Saved data entries:
= = = =

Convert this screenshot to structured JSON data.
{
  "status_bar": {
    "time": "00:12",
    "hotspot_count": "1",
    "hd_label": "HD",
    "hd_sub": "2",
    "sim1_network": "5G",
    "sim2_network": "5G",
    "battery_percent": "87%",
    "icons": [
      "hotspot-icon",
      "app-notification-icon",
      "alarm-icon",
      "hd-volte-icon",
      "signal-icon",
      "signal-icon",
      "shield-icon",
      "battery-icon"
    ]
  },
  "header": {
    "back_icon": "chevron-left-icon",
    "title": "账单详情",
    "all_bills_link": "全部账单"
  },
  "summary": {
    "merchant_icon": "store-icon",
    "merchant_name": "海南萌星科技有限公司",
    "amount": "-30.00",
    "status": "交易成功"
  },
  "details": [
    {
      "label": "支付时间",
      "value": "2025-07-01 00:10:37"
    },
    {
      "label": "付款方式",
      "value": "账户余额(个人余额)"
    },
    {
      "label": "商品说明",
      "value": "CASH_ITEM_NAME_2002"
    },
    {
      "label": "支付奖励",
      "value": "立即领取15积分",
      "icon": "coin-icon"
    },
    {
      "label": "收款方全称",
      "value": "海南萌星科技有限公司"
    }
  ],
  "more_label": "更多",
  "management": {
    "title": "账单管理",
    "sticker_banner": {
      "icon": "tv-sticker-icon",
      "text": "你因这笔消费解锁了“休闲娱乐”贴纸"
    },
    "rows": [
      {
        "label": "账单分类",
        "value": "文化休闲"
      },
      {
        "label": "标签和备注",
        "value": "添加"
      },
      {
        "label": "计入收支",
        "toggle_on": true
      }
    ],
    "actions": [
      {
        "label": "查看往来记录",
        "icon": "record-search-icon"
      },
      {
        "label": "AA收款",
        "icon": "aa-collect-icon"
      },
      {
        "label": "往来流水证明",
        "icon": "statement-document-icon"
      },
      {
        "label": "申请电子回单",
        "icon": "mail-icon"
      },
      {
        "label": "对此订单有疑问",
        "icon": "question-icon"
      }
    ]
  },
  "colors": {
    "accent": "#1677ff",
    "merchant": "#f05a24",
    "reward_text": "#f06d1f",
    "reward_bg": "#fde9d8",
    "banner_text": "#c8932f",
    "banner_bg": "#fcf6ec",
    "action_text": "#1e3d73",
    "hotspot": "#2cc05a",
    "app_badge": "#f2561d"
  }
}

= = = =

Written request: Look over the records above and copy each line that includes the string "海南萌星科技有限公司".

Solution for this exercise:
    "merchant_name": "海南萌星科技有限公司",
      "value": "海南萌星科技有限公司"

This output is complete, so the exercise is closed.